GOAL: Which lines of the records contain "bottom"? Collect every one of them.

Rows from a dataset:

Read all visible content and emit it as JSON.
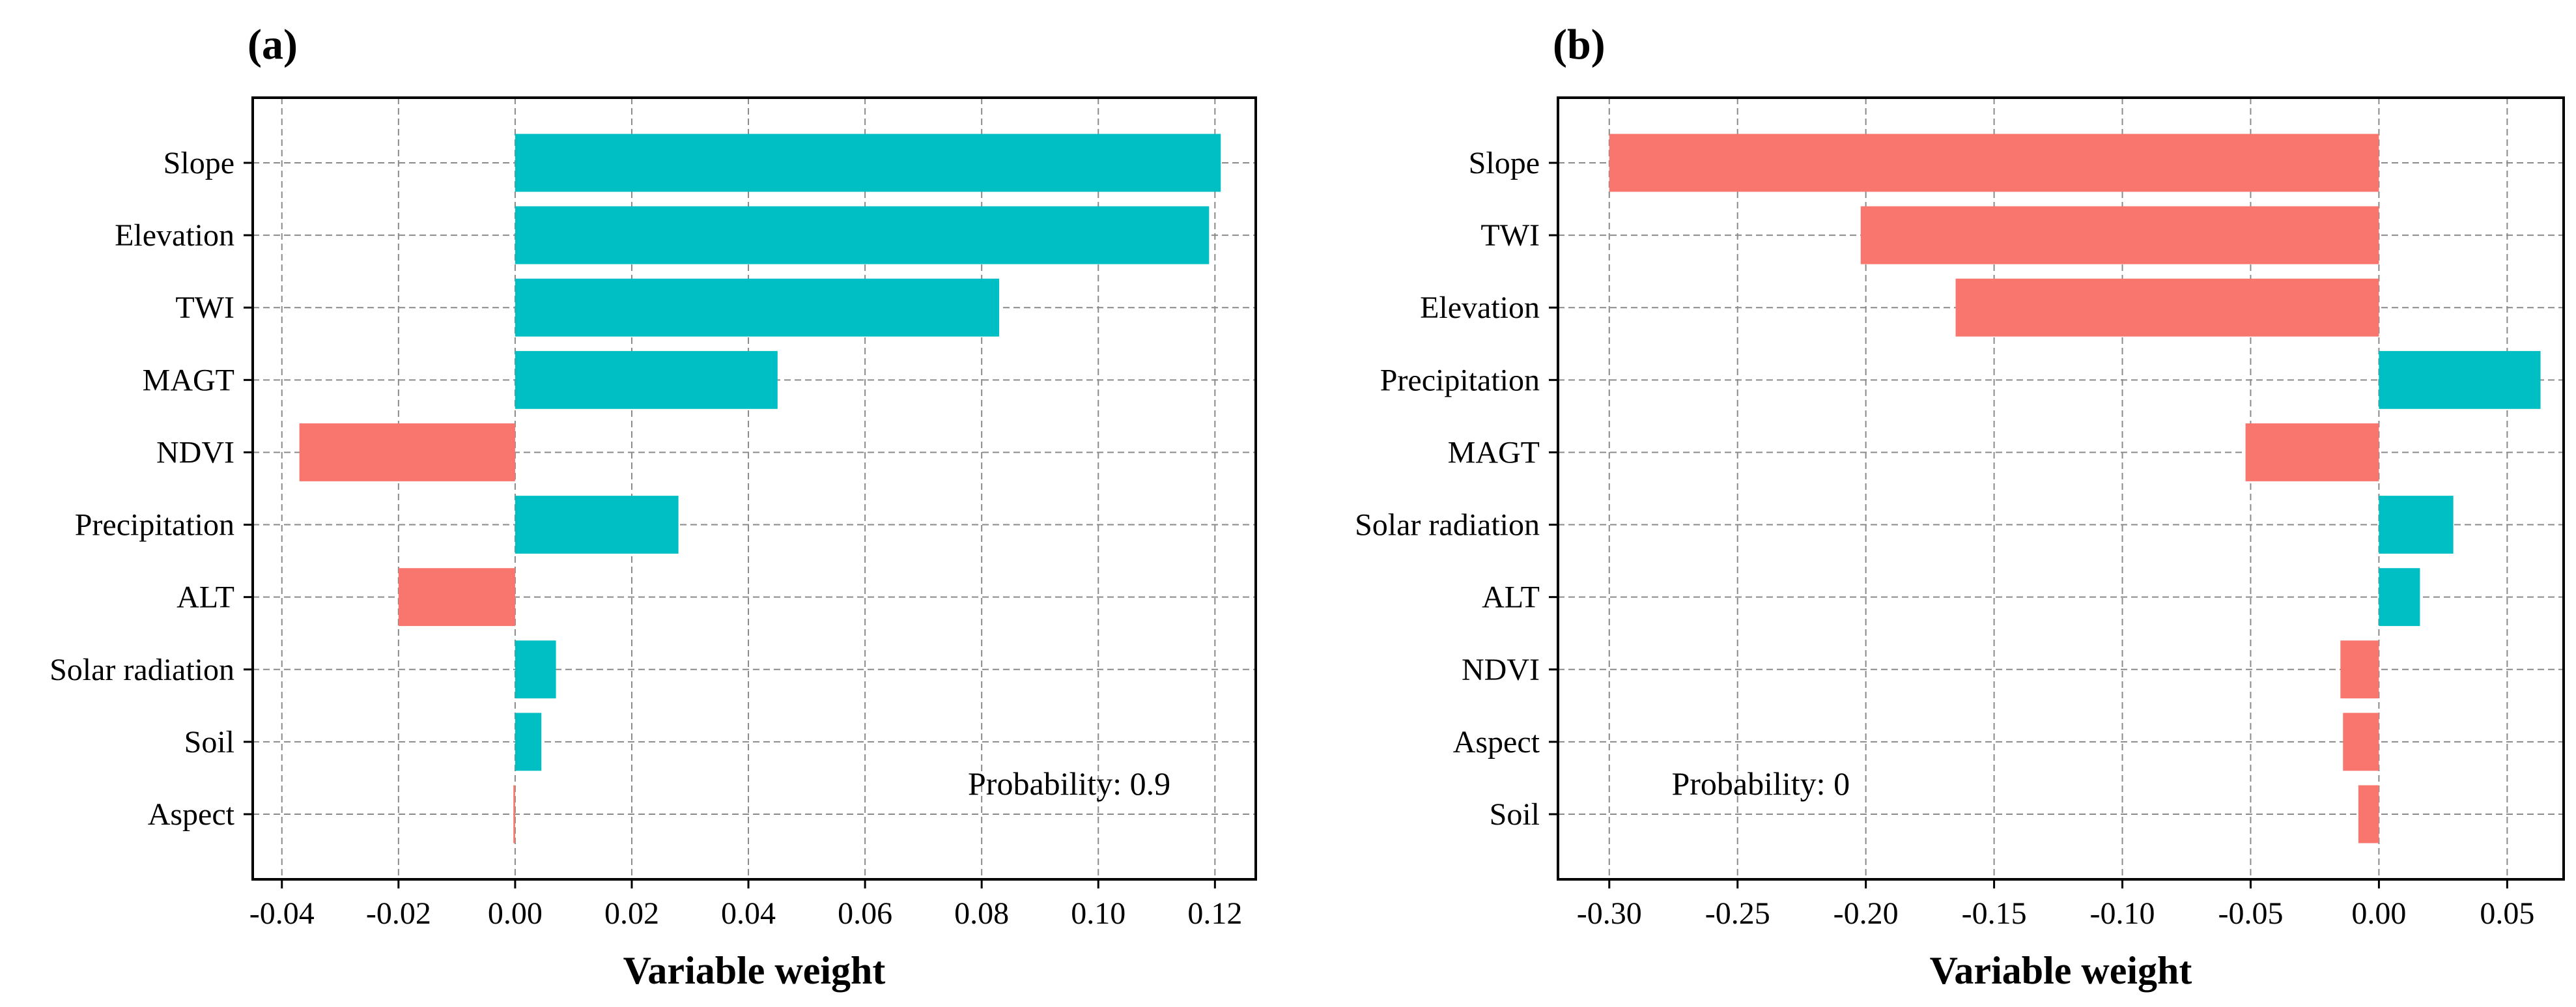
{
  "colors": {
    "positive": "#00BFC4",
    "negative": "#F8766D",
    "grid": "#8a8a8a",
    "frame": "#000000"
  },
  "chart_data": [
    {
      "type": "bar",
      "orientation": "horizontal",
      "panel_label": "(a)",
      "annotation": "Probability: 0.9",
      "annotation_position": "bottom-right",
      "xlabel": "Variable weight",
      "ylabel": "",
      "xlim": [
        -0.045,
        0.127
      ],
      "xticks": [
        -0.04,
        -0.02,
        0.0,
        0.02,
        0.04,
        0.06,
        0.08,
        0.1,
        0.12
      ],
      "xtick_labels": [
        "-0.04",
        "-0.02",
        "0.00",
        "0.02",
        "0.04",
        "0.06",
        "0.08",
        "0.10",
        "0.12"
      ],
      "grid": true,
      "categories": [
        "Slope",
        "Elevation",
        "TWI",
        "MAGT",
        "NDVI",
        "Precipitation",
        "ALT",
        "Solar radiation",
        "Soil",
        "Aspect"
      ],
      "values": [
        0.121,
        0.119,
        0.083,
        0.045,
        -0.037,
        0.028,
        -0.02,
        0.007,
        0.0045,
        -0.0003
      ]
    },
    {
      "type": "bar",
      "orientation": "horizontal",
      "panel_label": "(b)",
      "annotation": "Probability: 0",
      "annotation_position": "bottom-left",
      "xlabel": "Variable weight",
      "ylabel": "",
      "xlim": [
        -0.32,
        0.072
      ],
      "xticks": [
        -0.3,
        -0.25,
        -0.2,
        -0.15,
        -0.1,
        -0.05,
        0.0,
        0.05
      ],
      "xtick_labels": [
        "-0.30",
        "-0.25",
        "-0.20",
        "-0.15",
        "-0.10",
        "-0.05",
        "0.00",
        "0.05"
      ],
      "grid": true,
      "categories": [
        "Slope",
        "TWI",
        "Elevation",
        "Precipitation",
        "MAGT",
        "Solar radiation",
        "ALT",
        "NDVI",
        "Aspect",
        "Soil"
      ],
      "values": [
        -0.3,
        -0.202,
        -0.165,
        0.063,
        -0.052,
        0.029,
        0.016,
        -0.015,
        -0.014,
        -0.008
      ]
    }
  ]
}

SOLVED EXERCISE:
      "annotation_position": "bottom-right",
      "annotation_position": "bottom-left",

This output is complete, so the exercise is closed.